Given task ▸
Each line of the material below that holds the word "далее" needs to be copied.

Stored records
#####

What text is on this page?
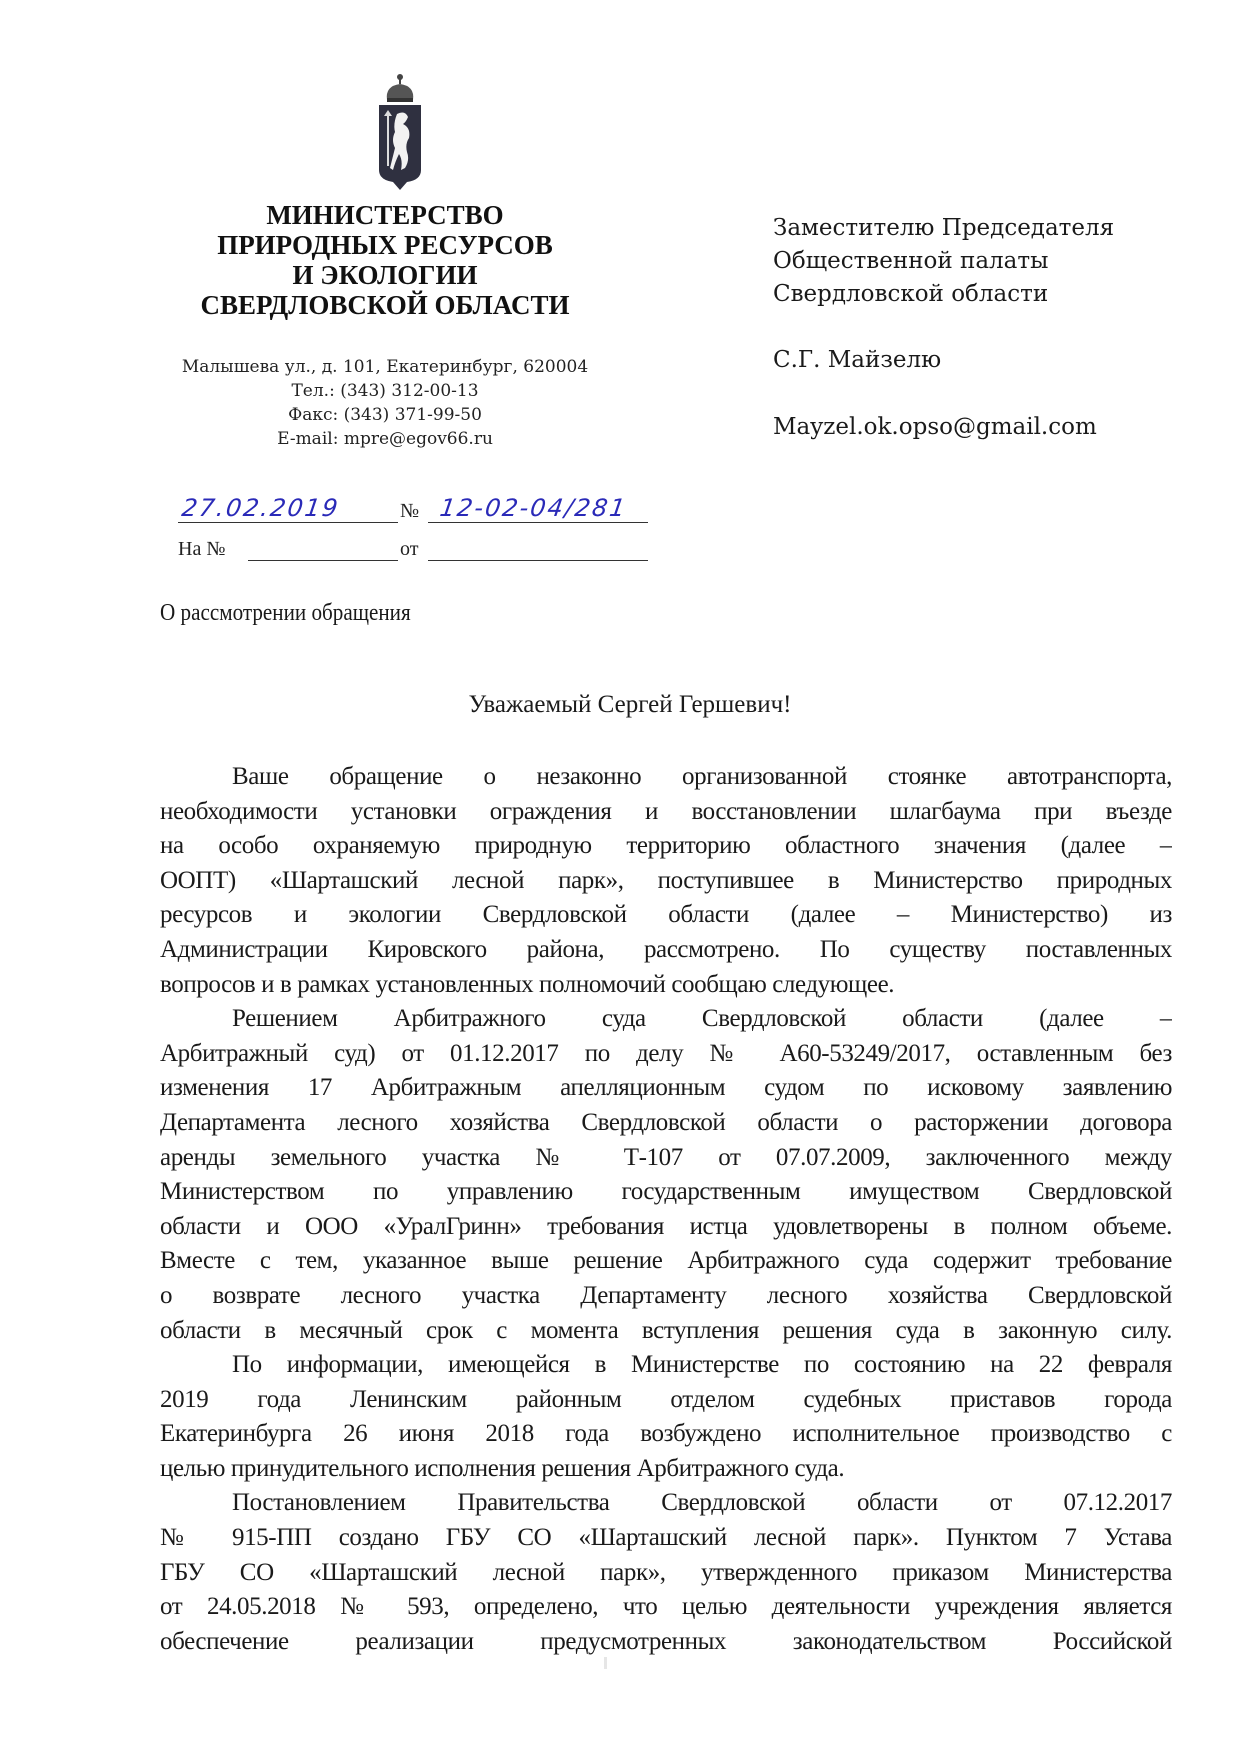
МИНИСТЕРСТВО
ПРИРОДНЫХ РЕСУРСОВ
И ЭКОЛОГИИ
СВЕРДЛОВСКОЙ ОБЛАСТИ
Малышева ул., д. 101, Екатеринбург, 620004
Тел.: (343) 312-00-13
Факс: (343) 371-99-50
E-mail: mpre@egov66.ru
27.02.2019	№ 12-02-04/281
На №	от
Заместителю Председателя
Общественной палаты
Свердловской области
С.Г. Майзелю
Mayzel.ok.opso@gmail.com
О рассмотрении обращения
Уважаемый Сергей Гершевич!
Ваше обращение о незаконно организованной стоянке автотранспорта,
необходимости установки ограждения и восстановлении шлагбаума при въезде
на особо охраняемую природную территорию областного значения (далее –
ООПТ) «Шарташский лесной парк», поступившее в Министерство природных
ресурсов и экологии Свердловской области (далее – Министерство) из
Администрации Кировского района, рассмотрено. По существу поставленных
вопросов и в рамках установленных полномочий сообщаю следующее.
Решением Арбитражного суда Свердловской области (далее –
Арбитражный суд) от 01.12.2017 по делу № А60-53249/2017, оставленным без
изменения 17 Арбитражным апелляционным судом по исковому заявлению
Департамента лесного хозяйства Свердловской области о расторжении договора
аренды земельного участка № Т-107 от 07.07.2009, заключенного между
Министерством по управлению государственным имуществом Свердловской
области и ООО «УралГринн» требования истца удовлетворены в полном объеме.
Вместе с тем, указанное выше решение Арбитражного суда содержит требование
о возврате лесного участка Департаменту лесного хозяйства Свердловской
области в месячный срок с момента вступления решения суда в законную силу.
По информации, имеющейся в Министерстве по состоянию на 22 февраля
2019 года Ленинским районным отделом судебных приставов города
Екатеринбурга 26 июня 2018 года возбуждено исполнительное производство с
целью принудительного исполнения решения Арбитражного суда.
Постановлением Правительства Свердловской области от 07.12.2017
№ 915-ПП создано ГБУ СО «Шарташский лесной парк». Пунктом 7 Устава
ГБУ СО «Шарташский лесной парк», утвержденного приказом Министерства
от 24.05.2018 № 593, определено, что целью деятельности учреждения является
обеспечение реализации предусмотренных законодательством Российской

#####

Answer ▸
на особо охраняемую природную территорию областного значения (далее –
ресурсов и экологии Свердловской области (далее – Министерство) из
Решением Арбитражного суда Свердловской области (далее –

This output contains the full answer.